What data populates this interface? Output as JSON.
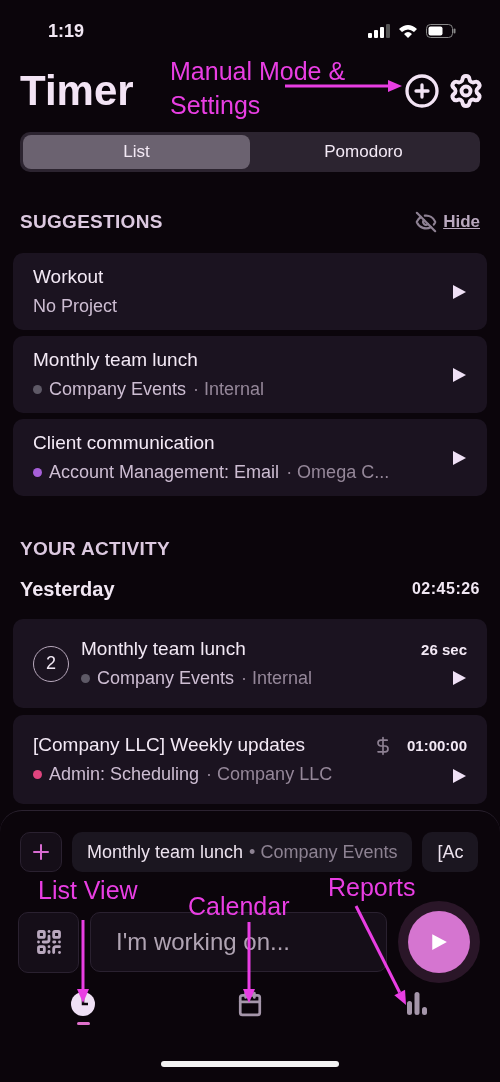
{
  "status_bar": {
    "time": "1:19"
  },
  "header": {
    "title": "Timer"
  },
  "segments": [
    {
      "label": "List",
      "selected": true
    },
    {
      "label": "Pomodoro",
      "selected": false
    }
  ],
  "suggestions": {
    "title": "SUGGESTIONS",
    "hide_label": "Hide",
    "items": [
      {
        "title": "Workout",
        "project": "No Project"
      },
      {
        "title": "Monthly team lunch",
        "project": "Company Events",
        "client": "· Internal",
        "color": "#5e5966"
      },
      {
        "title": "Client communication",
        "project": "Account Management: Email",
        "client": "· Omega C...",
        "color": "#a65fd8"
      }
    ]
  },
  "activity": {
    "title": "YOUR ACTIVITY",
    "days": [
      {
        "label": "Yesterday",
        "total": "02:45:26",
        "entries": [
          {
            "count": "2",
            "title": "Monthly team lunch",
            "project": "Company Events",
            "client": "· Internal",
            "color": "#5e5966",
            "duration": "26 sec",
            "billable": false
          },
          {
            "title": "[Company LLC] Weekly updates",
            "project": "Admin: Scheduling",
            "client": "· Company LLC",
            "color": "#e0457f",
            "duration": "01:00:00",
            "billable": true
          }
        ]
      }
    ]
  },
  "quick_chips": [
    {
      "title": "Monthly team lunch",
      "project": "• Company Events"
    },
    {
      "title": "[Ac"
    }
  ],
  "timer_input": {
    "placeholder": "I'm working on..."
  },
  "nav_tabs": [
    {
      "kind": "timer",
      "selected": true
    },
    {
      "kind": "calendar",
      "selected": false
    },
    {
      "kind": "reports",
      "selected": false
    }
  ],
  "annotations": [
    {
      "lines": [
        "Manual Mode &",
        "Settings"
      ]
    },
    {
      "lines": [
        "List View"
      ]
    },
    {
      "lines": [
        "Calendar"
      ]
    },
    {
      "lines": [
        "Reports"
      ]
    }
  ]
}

* * *

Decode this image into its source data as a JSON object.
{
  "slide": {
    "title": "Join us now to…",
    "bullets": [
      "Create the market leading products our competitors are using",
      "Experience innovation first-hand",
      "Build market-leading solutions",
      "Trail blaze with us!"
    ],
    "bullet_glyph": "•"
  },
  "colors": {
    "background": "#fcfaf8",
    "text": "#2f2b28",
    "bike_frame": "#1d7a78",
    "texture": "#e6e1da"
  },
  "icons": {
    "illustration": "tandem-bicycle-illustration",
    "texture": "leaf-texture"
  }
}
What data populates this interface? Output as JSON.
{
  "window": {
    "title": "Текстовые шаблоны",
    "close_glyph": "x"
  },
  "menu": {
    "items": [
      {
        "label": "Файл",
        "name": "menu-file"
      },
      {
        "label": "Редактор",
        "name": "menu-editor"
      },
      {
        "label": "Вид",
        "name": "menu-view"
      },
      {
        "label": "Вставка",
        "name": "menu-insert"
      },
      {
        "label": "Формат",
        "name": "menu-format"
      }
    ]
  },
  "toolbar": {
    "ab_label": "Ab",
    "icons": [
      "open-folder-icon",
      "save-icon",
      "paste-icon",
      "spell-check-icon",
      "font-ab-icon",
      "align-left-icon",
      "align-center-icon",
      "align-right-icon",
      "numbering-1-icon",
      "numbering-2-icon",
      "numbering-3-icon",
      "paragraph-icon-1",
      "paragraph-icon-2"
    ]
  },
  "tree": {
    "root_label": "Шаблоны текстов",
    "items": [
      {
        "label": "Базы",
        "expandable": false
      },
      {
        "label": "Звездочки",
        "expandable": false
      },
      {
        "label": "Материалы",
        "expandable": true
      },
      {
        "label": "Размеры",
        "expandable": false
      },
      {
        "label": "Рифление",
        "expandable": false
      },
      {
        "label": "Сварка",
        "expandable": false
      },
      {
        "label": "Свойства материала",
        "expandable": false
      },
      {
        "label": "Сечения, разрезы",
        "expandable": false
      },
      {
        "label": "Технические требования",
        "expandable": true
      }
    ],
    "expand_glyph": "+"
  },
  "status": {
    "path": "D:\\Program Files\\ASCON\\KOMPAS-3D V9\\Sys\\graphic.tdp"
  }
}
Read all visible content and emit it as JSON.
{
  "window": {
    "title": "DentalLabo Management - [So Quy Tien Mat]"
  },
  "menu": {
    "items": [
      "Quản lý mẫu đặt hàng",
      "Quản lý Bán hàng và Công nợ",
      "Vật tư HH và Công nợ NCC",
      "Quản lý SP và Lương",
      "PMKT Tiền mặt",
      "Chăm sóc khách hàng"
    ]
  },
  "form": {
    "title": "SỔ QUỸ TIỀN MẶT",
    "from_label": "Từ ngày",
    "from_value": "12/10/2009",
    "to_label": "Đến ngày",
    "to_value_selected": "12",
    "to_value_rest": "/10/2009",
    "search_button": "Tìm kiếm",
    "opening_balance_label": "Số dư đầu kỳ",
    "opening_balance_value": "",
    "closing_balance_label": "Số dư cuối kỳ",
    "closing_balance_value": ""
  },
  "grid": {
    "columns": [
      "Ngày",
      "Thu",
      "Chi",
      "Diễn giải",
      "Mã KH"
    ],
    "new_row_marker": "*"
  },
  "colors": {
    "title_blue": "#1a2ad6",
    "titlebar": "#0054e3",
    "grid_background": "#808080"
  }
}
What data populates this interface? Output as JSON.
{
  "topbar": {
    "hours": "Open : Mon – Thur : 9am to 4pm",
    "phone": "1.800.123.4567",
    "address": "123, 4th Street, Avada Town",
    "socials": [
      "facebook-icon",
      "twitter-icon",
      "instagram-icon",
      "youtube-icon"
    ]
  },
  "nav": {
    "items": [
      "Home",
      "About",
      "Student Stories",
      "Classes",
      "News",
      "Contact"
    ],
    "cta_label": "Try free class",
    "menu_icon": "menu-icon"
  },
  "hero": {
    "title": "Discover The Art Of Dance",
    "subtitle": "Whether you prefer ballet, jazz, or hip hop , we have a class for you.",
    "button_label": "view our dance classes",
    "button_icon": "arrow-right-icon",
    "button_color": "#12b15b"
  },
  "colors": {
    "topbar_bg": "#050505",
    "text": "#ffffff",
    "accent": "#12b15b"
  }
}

---

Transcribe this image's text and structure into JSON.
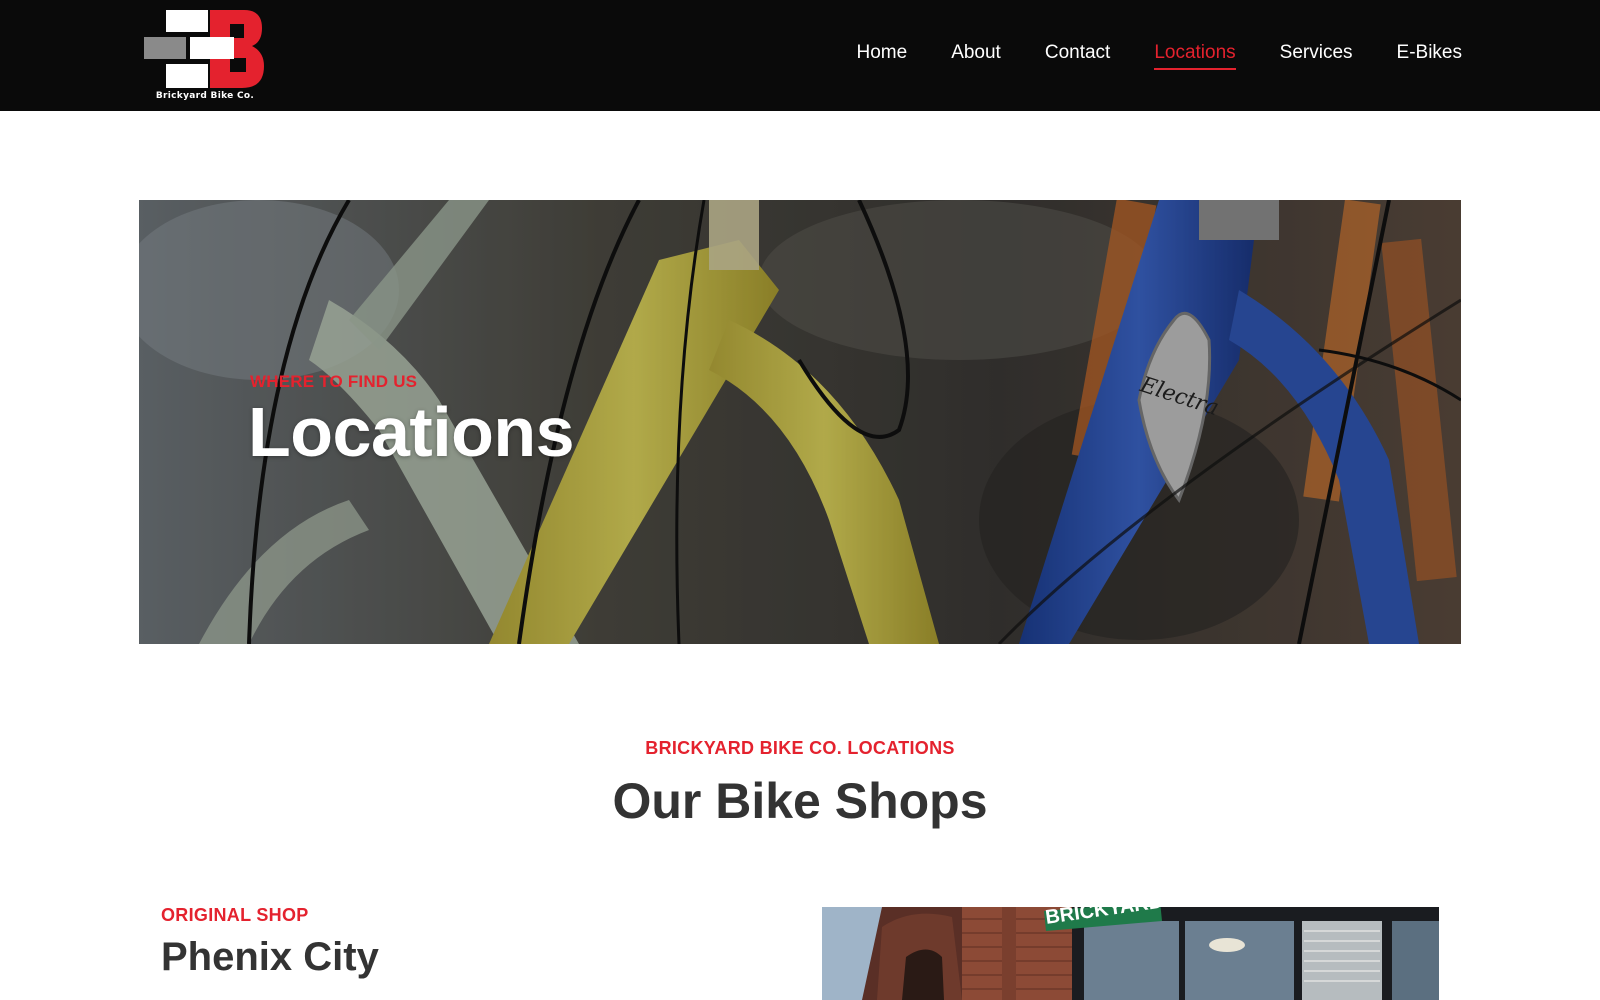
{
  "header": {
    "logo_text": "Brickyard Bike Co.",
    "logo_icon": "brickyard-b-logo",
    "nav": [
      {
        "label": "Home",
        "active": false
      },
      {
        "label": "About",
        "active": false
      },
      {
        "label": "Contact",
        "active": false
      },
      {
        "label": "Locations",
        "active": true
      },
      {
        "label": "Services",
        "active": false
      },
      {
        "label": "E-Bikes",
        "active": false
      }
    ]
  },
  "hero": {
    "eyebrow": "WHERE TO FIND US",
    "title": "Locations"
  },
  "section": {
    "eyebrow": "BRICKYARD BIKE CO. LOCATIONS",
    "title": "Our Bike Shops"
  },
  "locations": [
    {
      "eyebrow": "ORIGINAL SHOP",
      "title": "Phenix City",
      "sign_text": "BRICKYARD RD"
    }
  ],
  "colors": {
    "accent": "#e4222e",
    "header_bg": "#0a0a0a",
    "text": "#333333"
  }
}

→ WHAT YOU WILL DO: Pull out all lines in the data above that include "Công".

→ EXERCISE RESULT:
      "Quản lý Bán hàng và Công nợ",
      "Vật tư HH và Công nợ NCC",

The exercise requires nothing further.